Select, from the material below, each line with "text" in it.

**Records from a data collection:**
>> START
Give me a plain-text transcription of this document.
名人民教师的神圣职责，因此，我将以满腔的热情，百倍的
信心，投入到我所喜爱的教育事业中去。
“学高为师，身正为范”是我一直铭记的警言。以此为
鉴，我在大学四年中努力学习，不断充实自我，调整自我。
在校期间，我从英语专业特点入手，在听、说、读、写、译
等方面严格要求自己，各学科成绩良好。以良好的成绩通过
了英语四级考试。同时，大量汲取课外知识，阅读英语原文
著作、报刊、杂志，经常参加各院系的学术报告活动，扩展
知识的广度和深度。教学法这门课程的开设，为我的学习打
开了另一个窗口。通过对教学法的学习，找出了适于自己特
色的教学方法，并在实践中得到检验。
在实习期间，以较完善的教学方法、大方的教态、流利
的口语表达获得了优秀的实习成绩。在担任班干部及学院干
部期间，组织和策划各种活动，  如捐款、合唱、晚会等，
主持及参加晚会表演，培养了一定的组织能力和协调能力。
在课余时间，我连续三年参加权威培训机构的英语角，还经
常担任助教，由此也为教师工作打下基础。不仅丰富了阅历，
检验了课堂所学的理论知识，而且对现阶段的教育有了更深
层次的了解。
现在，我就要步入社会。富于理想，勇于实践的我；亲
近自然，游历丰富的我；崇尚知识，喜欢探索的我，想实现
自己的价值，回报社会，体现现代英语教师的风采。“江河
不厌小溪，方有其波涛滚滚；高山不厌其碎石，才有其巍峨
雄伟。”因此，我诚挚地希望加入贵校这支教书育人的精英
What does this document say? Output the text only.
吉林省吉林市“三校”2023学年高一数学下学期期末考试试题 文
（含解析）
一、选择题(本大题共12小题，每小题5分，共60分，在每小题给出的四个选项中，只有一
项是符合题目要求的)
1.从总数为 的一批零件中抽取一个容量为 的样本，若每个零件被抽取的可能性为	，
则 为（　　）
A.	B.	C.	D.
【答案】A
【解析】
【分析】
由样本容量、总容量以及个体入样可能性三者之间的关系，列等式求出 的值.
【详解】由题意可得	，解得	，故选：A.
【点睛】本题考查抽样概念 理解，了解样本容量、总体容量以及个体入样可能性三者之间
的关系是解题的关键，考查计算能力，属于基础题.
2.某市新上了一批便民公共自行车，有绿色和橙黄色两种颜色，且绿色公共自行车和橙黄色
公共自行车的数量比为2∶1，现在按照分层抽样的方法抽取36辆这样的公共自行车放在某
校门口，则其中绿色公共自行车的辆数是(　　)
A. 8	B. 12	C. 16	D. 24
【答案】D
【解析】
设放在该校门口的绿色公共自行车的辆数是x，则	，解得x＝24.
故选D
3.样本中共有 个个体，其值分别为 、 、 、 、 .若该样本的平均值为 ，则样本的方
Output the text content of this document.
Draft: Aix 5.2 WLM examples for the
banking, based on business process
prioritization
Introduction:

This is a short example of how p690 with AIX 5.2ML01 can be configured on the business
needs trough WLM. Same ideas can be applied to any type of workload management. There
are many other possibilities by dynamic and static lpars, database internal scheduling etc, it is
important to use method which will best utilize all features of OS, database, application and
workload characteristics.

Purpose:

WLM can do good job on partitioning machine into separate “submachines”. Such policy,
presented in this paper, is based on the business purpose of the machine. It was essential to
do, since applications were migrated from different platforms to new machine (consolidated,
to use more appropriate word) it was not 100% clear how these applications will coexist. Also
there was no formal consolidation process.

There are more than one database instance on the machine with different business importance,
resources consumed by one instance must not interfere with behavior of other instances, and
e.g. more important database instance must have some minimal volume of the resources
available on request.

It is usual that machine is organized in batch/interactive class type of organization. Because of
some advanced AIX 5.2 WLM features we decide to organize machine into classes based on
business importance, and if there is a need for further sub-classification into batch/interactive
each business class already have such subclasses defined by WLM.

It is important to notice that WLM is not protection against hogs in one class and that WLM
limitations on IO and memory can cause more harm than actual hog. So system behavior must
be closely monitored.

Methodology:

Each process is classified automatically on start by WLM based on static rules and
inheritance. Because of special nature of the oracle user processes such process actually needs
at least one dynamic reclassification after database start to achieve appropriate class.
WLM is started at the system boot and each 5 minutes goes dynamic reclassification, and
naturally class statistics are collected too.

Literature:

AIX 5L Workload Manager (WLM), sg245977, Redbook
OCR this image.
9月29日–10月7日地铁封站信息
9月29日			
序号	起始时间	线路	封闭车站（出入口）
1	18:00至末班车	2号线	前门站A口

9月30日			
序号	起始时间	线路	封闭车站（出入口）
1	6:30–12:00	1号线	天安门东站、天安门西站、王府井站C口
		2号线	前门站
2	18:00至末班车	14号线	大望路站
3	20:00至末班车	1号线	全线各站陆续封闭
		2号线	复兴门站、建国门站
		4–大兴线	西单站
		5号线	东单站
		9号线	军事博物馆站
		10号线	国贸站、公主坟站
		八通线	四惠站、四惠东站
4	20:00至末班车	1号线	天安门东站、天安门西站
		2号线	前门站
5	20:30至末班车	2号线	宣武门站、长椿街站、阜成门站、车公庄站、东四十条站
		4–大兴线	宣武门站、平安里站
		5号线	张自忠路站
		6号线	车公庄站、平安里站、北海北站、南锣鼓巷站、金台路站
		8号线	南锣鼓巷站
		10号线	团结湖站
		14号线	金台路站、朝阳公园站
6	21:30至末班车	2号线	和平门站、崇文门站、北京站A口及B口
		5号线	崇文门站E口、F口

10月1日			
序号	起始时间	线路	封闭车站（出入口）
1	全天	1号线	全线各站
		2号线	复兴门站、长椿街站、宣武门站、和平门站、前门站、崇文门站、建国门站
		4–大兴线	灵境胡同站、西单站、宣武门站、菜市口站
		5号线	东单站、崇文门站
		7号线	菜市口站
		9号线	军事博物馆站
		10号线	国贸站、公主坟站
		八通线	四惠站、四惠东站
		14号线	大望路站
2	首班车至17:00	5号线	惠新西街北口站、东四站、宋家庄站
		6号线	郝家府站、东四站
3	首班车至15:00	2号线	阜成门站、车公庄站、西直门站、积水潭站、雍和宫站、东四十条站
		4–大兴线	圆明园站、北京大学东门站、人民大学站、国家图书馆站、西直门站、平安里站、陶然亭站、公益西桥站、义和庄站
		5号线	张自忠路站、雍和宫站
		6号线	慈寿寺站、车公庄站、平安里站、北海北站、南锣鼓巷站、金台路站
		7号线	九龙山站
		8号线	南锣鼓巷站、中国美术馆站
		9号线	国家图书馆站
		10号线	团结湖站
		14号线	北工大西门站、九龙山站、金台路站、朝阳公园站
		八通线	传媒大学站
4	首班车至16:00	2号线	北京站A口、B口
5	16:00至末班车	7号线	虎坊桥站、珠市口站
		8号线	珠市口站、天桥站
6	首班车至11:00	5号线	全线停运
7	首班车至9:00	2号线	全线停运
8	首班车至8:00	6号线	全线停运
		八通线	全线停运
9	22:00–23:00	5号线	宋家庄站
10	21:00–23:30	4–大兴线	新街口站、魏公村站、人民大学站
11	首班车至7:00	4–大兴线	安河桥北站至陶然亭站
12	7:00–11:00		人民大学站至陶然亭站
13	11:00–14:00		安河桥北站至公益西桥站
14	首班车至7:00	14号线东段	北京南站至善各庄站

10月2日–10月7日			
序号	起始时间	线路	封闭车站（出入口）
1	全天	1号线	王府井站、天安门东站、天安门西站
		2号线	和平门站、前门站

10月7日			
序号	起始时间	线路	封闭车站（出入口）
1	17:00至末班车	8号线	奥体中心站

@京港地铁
>> END
**The response:**
Give me a plain-text transcription of this document.
What does this document say? Output the text only.
Output the text content of this document.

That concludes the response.